[Selected extract]:
CA1 Germany


This wiki is to collect information for CA 1 Life in Germany part B.

The focus of the representation is 'How were the Nazis able to control Germany 1933-39':
Repression or consent?

Repression: methods of control
  • SS
  • Gestapo
  • control of the Church
  • persecution of political opponents and minority groups, concentration camps
  • the use of propaganda and censorship
  • the control of education and youth
  • policies towards women.

Consent
  • economic reasons to reduce unemployment and consequent support for the Nazi government
  • the debate on standards of living in Germany 1933-1939.


So key question is how much was stick and how much carrot?

These are the factors listed in John Child's History A: The Making of the Modern World: Unit 2A: Germany 1918-39, Pearson Education, 2009, pp. 50-67:

The Nazi police state
  • The SS (Schutzstaffel): the Nazi's own private police force, totally loyal to Hitler: over the 1930s numbers expanded to 50k and put in charge of all other state security services. Carried out racial purifiation. The Totenkpf (Death's Head Units), pat of the SS, ran the concentration camps.
  • The Gestapo (Geheime Staatspolizei) - secret police. Arrested those who acted against or spoke out against the Nazis, and responsible only to their comanders and Hitler - not to the law and courts. By 1939, 150k people imprisoned without trial 'under protective custody' for acting/speaking against teh Nazis. Gestapo was set up in 1933 by Goering, led by Heydrich, under the control of the SS from 1936. 'Germans particularly feared the Gestapo because they could not tell them apart from other members of the public.' (p.50)

[Data excerpts]:
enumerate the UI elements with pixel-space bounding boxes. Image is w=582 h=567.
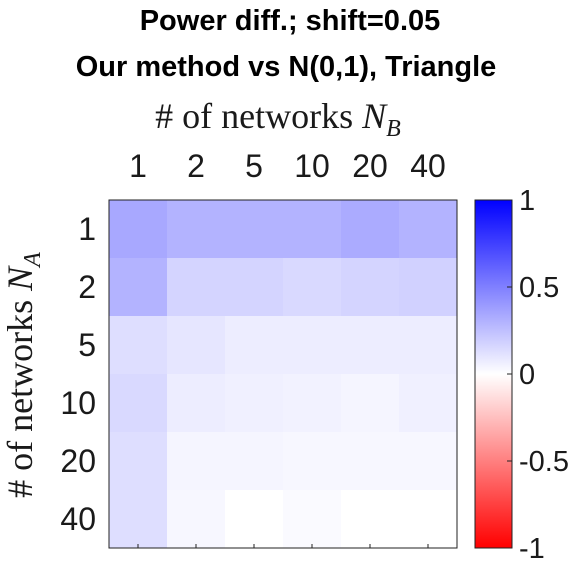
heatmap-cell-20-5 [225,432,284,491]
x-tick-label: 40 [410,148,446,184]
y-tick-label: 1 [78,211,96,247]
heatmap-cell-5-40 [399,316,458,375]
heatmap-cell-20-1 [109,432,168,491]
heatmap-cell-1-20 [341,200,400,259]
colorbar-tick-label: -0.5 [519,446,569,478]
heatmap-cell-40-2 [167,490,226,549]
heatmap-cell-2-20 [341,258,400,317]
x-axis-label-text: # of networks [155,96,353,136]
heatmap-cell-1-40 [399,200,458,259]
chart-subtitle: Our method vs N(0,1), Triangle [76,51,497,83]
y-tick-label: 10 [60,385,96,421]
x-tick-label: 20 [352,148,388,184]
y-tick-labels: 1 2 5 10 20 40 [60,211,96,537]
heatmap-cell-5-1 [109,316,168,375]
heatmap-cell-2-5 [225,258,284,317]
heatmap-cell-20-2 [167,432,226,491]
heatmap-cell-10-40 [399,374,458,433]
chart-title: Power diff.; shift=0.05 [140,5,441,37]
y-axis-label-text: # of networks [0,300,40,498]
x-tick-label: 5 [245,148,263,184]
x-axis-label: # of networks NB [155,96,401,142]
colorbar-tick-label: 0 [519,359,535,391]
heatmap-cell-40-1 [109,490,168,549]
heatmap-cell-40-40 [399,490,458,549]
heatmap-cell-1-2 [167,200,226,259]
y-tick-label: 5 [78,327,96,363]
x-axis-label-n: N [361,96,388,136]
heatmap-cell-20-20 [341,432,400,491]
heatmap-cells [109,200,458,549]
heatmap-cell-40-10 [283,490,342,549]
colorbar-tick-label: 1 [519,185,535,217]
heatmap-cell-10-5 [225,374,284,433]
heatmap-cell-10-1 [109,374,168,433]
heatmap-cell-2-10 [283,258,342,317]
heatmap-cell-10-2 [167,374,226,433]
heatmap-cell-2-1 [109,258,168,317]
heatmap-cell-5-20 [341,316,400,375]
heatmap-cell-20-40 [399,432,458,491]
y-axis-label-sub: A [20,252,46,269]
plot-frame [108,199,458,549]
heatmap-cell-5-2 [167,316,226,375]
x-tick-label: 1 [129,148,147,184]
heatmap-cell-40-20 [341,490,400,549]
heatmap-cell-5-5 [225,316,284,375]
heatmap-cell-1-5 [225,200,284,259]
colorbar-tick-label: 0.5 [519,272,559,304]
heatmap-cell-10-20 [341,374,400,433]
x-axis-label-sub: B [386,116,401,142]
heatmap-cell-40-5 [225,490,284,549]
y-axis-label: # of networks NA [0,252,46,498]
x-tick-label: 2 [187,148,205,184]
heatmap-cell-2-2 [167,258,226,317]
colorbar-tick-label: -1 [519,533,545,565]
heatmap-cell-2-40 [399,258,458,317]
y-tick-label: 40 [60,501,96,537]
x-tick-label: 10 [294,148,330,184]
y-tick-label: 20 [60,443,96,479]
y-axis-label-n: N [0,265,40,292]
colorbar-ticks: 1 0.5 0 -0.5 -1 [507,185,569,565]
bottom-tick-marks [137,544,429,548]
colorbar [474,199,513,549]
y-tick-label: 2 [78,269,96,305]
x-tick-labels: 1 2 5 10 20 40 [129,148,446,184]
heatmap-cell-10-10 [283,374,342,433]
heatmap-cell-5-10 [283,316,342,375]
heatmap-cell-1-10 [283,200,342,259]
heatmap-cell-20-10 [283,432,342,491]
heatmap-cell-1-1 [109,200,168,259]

[List of tasks]:
A: According to the wiki page on how the Nazis controlled Germany, who set up the Gestapo, and in what year?
B: Continue the wiki page on how the Nazis controlled Germany from the point where it stops.

[Outputs in order]:
A: Goering set up the Gestapo in 1933.

B:
  • Concentration camps - first one was Dachau, 1933. Used for political prisoners and 'undesireables'. About 20k prisoners by 1939, in six concentration camps: numbers increased massively after 1939 as focus of Final Solution.
  • Law courts - judges had to be members of National Socialist League for the Maintenance of the Law and they only got in if the Nazis approved of them. Hitler also set up te People's Court with hand-picked judges: tried those accused of offences against the stae. Hitler persoally intervened to increase sentences if he thought them too weak.
  • Repression of the Church - Hitler initially thought he could make the Churches follow his lead but there were issues with the Catholic Church in particular: (1/3 of Germans were Catholics) having their own supreme leader in Rome, their own school system, etc, and with Christianity in particular teaching tolerance rather than racial superiority, compassion for the weak rather than the glorification of strength and violence etc. While many Christian leaders in Germany supported the Nazis for fear of a Communist take over, Hitler crushed any who opposed him (e.g. Pastor Martin Niemoeller).

Persecution of political opponents
(this bit summarised from Edexcel GCSE History B Schools History Project: Life in Germany by Steve Waugh, Pearson Education 2009, pp50-53)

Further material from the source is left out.